- **What this task involves**: Can you copy every one of the lines below word for word, changing nothing?

(Recorded data)
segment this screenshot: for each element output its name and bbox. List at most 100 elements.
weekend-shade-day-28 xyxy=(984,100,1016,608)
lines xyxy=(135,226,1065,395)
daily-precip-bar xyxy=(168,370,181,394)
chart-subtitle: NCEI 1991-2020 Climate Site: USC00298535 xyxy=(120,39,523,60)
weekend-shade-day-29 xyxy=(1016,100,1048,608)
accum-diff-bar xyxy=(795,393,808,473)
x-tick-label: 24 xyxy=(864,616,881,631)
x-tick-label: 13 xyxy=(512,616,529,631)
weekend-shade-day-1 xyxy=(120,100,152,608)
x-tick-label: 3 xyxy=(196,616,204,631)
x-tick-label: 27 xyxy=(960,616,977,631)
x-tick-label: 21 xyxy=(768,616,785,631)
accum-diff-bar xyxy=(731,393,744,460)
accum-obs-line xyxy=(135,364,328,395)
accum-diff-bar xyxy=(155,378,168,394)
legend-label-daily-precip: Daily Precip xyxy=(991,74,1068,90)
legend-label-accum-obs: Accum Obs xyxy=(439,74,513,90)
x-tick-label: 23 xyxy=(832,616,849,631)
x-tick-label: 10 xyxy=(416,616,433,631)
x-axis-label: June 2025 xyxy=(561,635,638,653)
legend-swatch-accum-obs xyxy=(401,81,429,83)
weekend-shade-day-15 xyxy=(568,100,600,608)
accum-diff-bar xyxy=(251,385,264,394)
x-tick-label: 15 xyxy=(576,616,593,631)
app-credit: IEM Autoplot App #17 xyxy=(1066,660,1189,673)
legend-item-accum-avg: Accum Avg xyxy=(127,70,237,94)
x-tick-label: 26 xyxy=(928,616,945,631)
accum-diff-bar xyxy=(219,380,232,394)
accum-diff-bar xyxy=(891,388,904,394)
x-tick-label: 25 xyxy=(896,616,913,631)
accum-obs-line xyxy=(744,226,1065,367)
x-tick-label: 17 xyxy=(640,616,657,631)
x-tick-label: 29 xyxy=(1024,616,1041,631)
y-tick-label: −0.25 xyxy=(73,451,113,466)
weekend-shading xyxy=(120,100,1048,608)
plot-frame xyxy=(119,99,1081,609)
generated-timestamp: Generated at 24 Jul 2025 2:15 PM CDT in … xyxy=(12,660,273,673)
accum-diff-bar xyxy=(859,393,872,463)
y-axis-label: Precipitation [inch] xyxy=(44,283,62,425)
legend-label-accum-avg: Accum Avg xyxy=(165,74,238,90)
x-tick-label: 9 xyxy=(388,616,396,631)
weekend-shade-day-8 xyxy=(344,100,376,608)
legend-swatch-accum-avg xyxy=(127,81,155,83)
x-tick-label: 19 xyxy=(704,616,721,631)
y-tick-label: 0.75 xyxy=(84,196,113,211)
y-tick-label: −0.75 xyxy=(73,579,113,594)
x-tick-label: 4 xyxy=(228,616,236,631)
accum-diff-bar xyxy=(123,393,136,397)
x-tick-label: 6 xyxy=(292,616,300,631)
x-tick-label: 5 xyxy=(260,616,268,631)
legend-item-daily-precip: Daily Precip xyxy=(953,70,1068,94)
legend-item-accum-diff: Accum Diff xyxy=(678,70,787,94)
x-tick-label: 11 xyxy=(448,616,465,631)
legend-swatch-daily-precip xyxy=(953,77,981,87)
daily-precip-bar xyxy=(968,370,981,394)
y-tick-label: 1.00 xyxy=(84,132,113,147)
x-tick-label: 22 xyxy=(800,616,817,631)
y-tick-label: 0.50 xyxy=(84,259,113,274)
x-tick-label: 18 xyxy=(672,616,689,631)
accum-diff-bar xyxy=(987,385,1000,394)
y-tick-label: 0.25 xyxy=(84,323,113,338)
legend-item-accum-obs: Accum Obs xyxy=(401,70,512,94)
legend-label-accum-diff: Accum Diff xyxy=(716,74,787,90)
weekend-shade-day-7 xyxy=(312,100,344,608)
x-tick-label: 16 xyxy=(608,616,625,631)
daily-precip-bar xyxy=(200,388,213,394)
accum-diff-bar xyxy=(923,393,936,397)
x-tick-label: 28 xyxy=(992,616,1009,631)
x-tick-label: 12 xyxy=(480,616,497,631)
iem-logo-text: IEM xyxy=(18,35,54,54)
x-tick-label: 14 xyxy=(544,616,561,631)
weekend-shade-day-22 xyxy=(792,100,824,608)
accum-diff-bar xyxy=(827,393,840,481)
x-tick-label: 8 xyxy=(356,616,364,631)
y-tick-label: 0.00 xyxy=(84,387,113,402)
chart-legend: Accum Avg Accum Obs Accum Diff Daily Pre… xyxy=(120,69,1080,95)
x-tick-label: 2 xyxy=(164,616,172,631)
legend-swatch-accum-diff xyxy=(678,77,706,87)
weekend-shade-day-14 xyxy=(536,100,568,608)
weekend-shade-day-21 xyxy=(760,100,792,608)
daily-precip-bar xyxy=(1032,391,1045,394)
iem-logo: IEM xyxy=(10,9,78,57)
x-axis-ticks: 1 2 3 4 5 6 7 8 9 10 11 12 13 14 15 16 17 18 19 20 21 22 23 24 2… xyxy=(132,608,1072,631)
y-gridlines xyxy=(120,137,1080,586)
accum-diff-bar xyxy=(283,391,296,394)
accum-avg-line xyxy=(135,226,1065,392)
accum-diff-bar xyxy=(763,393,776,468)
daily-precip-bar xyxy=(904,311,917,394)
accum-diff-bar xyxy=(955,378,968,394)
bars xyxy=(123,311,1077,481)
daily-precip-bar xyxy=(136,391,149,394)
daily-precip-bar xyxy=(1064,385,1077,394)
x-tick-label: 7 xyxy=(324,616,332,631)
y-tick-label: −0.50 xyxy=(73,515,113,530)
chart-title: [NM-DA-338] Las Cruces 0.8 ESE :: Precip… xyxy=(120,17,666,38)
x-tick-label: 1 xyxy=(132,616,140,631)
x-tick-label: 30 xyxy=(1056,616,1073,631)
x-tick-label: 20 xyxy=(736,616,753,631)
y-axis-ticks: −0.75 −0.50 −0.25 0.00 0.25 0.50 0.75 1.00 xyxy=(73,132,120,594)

- **Complete output**:
segment this screenshot: for each element output its name and bbox. List at most 100 elements.
weekend-shade-day-28 xyxy=(984,100,1016,608)
lines xyxy=(135,226,1065,395)
daily-precip-bar xyxy=(168,370,181,394)
chart-subtitle: NCEI 1991-2020 Climate Site: USC00298535 xyxy=(120,39,523,60)
weekend-shade-day-29 xyxy=(1016,100,1048,608)
accum-diff-bar xyxy=(795,393,808,473)
x-tick-label: 24 xyxy=(864,616,881,631)
x-tick-label: 13 xyxy=(512,616,529,631)
weekend-shade-day-1 xyxy=(120,100,152,608)
x-tick-label: 3 xyxy=(196,616,204,631)
x-tick-label: 27 xyxy=(960,616,977,631)
x-tick-label: 21 xyxy=(768,616,785,631)
accum-diff-bar xyxy=(731,393,744,460)
accum-obs-line xyxy=(135,364,328,395)
accum-diff-bar xyxy=(155,378,168,394)
legend-label-daily-precip: Daily Precip xyxy=(991,74,1068,90)
legend-label-accum-obs: Accum Obs xyxy=(439,74,513,90)
x-tick-label: 23 xyxy=(832,616,849,631)
x-tick-label: 10 xyxy=(416,616,433,631)
x-axis-label: June 2025 xyxy=(561,635,638,653)
legend-swatch-accum-obs xyxy=(401,81,429,83)
weekend-shade-day-15 xyxy=(568,100,600,608)
accum-diff-bar xyxy=(251,385,264,394)
x-tick-label: 15 xyxy=(576,616,593,631)
app-credit: IEM Autoplot App #17 xyxy=(1066,660,1189,673)
legend-item-accum-avg: Accum Avg xyxy=(127,70,237,94)
x-tick-label: 26 xyxy=(928,616,945,631)
accum-diff-bar xyxy=(219,380,232,394)
accum-diff-bar xyxy=(891,388,904,394)
x-tick-label: 25 xyxy=(896,616,913,631)
accum-obs-line xyxy=(744,226,1065,367)
x-tick-label: 17 xyxy=(640,616,657,631)
x-tick-label: 29 xyxy=(1024,616,1041,631)
y-tick-label: −0.25 xyxy=(73,451,113,466)
weekend-shading xyxy=(120,100,1048,608)
plot-frame xyxy=(119,99,1081,609)
generated-timestamp: Generated at 24 Jul 2025 2:15 PM CDT in … xyxy=(12,660,273,673)
accum-diff-bar xyxy=(859,393,872,463)
y-axis-label: Precipitation [inch] xyxy=(44,283,62,425)
legend-label-accum-avg: Accum Avg xyxy=(165,74,238,90)
x-tick-label: 9 xyxy=(388,616,396,631)
weekend-shade-day-8 xyxy=(344,100,376,608)
legend-swatch-accum-avg xyxy=(127,81,155,83)
x-tick-label: 19 xyxy=(704,616,721,631)
y-tick-label: 0.75 xyxy=(84,196,113,211)
y-tick-label: −0.75 xyxy=(73,579,113,594)
x-tick-label: 4 xyxy=(228,616,236,631)
accum-diff-bar xyxy=(123,393,136,397)
x-tick-label: 6 xyxy=(292,616,300,631)
x-tick-label: 5 xyxy=(260,616,268,631)
legend-item-daily-precip: Daily Precip xyxy=(953,70,1068,94)
legend-item-accum-diff: Accum Diff xyxy=(678,70,787,94)
x-tick-label: 11 xyxy=(448,616,465,631)
legend-swatch-daily-precip xyxy=(953,77,981,87)
daily-precip-bar xyxy=(968,370,981,394)
y-tick-label: 1.00 xyxy=(84,132,113,147)
x-tick-label: 22 xyxy=(800,616,817,631)
y-tick-label: 0.50 xyxy=(84,259,113,274)
x-tick-label: 18 xyxy=(672,616,689,631)
accum-diff-bar xyxy=(987,385,1000,394)
y-tick-label: 0.25 xyxy=(84,323,113,338)
legend-item-accum-obs: Accum Obs xyxy=(401,70,512,94)
legend-label-accum-diff: Accum Diff xyxy=(716,74,787,90)
weekend-shade-day-7 xyxy=(312,100,344,608)
x-tick-label: 16 xyxy=(608,616,625,631)
daily-precip-bar xyxy=(200,388,213,394)
accum-diff-bar xyxy=(923,393,936,397)
x-tick-label: 28 xyxy=(992,616,1009,631)
x-tick-label: 12 xyxy=(480,616,497,631)
iem-logo-text: IEM xyxy=(18,35,54,54)
x-tick-label: 14 xyxy=(544,616,561,631)
weekend-shade-day-22 xyxy=(792,100,824,608)
accum-diff-bar xyxy=(827,393,840,481)
x-tick-label: 8 xyxy=(356,616,364,631)
y-tick-label: 0.00 xyxy=(84,387,113,402)
chart-legend: Accum Avg Accum Obs Accum Diff Daily Pre… xyxy=(120,69,1080,95)
x-tick-label: 2 xyxy=(164,616,172,631)
legend-swatch-accum-diff xyxy=(678,77,706,87)
weekend-shade-day-14 xyxy=(536,100,568,608)
weekend-shade-day-21 xyxy=(760,100,792,608)
daily-precip-bar xyxy=(1032,391,1045,394)
iem-logo: IEM xyxy=(10,9,78,57)
x-axis-ticks: 1 2 3 4 5 6 7 8 9 10 11 12 13 14 15 16 17 18 19 20 21 22 23 24 2… xyxy=(132,608,1072,631)
y-gridlines xyxy=(120,137,1080,586)
accum-diff-bar xyxy=(283,391,296,394)
accum-avg-line xyxy=(135,226,1065,392)
accum-diff-bar xyxy=(763,393,776,468)
daily-precip-bar xyxy=(904,311,917,394)
accum-diff-bar xyxy=(955,378,968,394)
bars xyxy=(123,311,1077,481)
daily-precip-bar xyxy=(136,391,149,394)
daily-precip-bar xyxy=(1064,385,1077,394)
x-tick-label: 7 xyxy=(324,616,332,631)
y-tick-label: −0.50 xyxy=(73,515,113,530)
chart-title: [NM-DA-338] Las Cruces 0.8 ESE :: Precip… xyxy=(120,17,666,38)
x-tick-label: 1 xyxy=(132,616,140,631)
x-tick-label: 30 xyxy=(1056,616,1073,631)
x-tick-label: 20 xyxy=(736,616,753,631)
y-axis-ticks: −0.75 −0.50 −0.25 0.00 0.25 0.50 0.75 1.00 xyxy=(73,132,120,594)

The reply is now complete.